AIM
From the entries that follow, extract each line holding the string "Gerhard".

RECORD SET
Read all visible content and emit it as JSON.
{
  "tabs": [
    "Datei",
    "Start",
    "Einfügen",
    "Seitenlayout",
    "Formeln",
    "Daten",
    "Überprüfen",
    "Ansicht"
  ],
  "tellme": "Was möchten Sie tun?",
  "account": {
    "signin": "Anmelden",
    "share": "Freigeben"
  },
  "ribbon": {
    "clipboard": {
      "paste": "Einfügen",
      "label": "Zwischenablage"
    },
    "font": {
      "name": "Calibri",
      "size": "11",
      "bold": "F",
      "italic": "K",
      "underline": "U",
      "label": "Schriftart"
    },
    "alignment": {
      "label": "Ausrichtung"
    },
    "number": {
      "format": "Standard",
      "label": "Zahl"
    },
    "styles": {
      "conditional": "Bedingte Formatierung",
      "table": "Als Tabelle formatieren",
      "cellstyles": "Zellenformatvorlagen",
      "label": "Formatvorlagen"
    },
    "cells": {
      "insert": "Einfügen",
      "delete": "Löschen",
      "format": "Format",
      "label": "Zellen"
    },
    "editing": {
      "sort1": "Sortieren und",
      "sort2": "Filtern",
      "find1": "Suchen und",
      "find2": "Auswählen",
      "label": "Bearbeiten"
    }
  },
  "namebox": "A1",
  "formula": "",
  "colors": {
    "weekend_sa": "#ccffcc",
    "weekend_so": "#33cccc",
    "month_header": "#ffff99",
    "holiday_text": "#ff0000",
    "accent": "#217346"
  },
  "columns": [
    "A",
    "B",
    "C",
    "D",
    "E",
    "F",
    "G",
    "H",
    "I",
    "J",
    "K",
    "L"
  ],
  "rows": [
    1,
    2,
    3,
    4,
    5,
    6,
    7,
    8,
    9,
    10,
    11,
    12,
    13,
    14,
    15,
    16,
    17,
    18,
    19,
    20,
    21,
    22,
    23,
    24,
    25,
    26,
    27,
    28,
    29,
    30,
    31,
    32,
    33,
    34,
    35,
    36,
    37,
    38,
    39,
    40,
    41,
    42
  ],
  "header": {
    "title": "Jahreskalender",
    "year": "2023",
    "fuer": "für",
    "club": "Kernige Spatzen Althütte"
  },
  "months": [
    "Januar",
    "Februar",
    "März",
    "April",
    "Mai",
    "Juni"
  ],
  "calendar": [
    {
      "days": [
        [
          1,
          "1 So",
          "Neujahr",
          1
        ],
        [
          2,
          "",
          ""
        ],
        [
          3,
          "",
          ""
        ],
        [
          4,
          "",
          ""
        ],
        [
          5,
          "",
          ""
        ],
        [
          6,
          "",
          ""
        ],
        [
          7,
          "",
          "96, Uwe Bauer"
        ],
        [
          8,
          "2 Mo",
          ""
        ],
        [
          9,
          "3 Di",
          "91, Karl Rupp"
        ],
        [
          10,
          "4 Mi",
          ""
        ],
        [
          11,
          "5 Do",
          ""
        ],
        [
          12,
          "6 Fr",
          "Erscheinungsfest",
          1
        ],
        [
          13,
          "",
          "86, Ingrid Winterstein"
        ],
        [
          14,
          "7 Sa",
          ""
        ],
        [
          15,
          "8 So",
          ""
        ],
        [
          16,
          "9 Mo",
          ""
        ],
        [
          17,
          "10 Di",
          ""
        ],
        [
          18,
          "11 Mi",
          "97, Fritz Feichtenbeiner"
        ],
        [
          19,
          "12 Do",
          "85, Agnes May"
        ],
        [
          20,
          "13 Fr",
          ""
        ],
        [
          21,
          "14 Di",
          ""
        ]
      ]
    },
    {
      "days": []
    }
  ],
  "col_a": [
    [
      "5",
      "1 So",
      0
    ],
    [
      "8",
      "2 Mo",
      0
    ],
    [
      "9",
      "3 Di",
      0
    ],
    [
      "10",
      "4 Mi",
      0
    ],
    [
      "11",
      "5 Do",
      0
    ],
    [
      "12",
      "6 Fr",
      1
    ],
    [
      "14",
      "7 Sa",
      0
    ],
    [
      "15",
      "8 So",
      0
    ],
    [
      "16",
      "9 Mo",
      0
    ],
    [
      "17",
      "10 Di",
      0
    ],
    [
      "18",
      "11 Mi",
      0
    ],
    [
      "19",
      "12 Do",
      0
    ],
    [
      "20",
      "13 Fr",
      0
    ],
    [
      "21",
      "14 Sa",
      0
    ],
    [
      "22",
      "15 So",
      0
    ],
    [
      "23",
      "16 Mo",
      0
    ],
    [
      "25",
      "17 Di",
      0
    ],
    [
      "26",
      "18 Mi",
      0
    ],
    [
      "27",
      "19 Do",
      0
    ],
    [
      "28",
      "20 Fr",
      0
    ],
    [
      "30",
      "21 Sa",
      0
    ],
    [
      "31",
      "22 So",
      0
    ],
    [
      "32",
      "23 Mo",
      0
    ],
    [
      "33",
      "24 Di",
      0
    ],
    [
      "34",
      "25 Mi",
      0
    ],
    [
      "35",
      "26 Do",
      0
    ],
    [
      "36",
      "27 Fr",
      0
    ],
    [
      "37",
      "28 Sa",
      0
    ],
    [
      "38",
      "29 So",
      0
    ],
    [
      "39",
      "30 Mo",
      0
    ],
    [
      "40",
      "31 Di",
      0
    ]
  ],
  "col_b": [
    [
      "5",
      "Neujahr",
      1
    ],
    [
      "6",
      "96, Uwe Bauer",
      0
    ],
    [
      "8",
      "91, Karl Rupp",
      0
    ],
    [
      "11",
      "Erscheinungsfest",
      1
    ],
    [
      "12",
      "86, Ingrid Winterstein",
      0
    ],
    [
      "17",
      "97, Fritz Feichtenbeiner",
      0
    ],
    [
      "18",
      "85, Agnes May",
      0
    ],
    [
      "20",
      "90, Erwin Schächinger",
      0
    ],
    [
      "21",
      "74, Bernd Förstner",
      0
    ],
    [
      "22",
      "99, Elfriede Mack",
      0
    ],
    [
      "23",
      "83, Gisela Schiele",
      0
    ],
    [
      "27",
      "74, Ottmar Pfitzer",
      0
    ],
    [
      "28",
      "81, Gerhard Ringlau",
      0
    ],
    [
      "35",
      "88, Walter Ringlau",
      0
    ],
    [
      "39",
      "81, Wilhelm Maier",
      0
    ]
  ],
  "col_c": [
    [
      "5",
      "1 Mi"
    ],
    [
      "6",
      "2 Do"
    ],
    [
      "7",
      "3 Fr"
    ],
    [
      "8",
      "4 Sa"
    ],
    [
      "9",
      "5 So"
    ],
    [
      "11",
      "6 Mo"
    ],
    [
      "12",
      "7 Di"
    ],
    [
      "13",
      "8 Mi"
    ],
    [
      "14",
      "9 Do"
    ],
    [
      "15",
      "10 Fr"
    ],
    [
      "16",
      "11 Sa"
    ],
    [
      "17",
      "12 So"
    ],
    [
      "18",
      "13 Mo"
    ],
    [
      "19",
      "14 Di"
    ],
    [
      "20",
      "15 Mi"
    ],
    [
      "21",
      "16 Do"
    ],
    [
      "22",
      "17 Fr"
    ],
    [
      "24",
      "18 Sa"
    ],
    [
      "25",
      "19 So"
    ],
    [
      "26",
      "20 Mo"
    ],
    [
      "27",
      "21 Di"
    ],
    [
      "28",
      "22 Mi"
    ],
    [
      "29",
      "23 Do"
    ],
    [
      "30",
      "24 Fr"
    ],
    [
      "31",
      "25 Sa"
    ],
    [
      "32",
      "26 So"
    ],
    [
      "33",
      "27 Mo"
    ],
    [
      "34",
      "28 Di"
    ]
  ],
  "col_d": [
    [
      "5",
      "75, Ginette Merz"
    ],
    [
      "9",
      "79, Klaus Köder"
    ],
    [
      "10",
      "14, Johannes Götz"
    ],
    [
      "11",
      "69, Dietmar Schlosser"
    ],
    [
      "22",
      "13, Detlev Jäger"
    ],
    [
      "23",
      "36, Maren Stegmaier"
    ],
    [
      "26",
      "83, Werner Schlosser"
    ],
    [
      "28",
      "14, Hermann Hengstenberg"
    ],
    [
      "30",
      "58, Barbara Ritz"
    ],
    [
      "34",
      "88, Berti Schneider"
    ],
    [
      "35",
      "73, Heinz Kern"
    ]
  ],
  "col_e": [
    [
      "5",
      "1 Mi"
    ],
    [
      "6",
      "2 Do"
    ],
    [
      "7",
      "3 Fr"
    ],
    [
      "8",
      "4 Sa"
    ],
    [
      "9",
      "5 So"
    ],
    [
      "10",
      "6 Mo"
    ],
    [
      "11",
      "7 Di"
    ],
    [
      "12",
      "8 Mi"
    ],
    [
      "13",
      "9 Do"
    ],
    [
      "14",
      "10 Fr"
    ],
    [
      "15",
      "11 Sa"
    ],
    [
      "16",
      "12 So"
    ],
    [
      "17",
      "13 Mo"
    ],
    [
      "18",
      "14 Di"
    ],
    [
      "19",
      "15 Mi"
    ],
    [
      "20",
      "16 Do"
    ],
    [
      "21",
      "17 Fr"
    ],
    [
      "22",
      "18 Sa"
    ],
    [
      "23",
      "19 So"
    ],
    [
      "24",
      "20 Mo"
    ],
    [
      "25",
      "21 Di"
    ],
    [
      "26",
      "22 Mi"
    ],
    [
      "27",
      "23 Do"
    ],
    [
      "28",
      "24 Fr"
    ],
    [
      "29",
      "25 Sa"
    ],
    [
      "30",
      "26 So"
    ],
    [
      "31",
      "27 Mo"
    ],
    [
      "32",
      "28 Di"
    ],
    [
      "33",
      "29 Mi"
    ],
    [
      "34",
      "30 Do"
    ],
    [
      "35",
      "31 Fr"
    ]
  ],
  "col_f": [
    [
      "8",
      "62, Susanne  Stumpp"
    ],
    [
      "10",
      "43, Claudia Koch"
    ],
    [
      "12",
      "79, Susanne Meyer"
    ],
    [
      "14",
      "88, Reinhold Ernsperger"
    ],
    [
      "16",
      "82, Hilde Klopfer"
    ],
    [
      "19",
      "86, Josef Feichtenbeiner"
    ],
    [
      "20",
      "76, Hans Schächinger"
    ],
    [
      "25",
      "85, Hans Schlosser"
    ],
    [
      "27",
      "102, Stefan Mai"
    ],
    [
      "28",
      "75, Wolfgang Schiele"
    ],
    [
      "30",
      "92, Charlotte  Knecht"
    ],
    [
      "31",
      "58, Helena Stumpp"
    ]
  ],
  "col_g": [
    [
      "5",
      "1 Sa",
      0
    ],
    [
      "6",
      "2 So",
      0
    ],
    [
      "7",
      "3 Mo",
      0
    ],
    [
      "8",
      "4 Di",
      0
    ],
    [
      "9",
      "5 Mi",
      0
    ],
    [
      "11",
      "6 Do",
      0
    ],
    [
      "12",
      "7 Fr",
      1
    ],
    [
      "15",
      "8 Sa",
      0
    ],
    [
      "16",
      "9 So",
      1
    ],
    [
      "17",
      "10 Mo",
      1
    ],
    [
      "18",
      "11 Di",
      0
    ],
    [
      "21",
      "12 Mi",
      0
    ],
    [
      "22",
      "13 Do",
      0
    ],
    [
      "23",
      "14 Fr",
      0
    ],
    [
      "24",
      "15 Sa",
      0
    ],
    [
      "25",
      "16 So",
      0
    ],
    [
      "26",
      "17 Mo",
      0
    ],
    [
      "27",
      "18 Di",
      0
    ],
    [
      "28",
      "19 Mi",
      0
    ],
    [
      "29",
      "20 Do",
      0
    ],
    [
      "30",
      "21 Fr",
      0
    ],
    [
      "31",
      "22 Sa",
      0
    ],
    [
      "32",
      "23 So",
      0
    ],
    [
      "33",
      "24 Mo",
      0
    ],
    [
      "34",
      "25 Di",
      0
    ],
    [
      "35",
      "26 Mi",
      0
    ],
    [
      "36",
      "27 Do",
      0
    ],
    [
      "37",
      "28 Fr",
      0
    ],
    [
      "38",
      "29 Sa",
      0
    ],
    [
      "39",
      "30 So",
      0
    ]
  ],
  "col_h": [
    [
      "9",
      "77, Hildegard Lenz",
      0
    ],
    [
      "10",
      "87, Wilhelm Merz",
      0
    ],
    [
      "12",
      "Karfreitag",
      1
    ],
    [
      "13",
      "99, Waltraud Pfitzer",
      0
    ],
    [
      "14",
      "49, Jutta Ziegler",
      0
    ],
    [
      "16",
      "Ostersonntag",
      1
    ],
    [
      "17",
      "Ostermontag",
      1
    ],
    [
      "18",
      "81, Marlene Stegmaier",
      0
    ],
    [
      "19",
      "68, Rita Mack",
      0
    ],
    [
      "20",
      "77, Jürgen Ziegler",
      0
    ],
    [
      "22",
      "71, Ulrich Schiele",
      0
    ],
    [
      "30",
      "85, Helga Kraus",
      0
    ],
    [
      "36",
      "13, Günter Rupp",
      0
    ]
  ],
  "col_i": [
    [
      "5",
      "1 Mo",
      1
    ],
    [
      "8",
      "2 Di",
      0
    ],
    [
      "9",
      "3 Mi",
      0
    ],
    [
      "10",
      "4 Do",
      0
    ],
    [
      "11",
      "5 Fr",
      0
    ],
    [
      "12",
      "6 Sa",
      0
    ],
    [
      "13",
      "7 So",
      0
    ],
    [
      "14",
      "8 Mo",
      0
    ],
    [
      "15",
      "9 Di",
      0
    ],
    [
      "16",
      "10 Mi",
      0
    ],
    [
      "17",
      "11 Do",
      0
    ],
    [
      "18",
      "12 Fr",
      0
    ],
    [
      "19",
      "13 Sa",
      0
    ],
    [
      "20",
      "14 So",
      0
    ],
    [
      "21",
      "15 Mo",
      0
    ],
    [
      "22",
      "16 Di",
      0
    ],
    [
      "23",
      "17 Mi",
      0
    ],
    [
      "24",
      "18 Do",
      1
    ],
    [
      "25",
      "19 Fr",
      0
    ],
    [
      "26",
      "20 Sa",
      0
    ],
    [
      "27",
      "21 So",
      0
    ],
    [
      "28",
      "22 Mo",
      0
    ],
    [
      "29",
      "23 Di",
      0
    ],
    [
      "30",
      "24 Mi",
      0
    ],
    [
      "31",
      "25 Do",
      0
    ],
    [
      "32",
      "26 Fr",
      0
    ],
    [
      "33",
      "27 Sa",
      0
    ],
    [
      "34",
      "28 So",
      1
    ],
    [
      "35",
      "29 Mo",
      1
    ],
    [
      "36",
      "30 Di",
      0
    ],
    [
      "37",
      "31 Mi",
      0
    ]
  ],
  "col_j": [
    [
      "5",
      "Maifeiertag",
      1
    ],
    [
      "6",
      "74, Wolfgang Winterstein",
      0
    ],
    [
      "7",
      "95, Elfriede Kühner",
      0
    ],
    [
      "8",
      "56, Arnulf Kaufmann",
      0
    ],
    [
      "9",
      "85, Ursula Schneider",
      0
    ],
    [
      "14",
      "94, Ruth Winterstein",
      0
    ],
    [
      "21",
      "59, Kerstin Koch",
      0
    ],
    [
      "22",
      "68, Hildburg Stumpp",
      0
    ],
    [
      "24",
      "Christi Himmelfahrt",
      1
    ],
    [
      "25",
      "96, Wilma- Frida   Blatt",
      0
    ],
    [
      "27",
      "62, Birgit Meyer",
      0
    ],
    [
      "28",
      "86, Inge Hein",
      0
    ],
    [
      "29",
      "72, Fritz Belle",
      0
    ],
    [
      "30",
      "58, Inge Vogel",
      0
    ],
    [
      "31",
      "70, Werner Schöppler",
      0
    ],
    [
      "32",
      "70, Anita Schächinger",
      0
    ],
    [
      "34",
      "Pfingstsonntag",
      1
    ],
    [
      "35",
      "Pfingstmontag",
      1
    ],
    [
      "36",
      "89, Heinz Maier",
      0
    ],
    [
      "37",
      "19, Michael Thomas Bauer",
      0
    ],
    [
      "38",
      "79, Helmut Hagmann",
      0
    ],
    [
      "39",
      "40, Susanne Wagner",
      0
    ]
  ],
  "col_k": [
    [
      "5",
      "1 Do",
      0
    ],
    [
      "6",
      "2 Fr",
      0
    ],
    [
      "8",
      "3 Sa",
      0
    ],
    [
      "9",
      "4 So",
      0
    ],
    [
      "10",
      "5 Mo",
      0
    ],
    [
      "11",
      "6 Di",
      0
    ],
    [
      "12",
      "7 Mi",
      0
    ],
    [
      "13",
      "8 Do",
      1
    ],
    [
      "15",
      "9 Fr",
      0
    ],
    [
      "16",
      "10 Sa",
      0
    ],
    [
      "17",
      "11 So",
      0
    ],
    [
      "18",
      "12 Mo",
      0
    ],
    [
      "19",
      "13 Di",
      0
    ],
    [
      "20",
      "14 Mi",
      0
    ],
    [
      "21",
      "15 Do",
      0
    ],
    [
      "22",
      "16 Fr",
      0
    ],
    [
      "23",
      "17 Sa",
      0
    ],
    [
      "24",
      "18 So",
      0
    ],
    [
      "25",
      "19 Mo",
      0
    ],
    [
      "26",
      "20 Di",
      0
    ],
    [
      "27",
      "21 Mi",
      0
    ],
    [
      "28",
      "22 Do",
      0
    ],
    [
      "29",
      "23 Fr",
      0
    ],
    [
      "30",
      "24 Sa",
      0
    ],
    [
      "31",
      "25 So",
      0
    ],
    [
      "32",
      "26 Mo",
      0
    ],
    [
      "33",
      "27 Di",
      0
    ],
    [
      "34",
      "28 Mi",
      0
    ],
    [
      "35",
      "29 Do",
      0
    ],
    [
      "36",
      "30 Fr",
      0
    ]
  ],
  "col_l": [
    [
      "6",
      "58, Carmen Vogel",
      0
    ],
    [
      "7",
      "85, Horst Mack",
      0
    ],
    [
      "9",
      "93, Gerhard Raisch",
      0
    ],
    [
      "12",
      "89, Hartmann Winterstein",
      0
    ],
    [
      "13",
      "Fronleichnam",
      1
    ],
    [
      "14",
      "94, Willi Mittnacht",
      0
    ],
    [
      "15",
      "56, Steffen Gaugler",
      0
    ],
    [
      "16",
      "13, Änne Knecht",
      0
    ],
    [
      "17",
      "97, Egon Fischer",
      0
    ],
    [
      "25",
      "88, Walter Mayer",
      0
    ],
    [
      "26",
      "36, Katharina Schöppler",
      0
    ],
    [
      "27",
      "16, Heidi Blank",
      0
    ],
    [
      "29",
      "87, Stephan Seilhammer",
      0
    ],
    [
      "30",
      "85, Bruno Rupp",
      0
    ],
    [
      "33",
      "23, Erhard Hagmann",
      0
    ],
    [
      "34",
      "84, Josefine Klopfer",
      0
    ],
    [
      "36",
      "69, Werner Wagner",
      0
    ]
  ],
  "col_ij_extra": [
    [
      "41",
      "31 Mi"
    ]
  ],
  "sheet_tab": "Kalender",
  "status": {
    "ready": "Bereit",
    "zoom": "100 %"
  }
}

FULL SOLUTION
      "81, Gerhard Ringlau",
      "93, Gerhard Raisch",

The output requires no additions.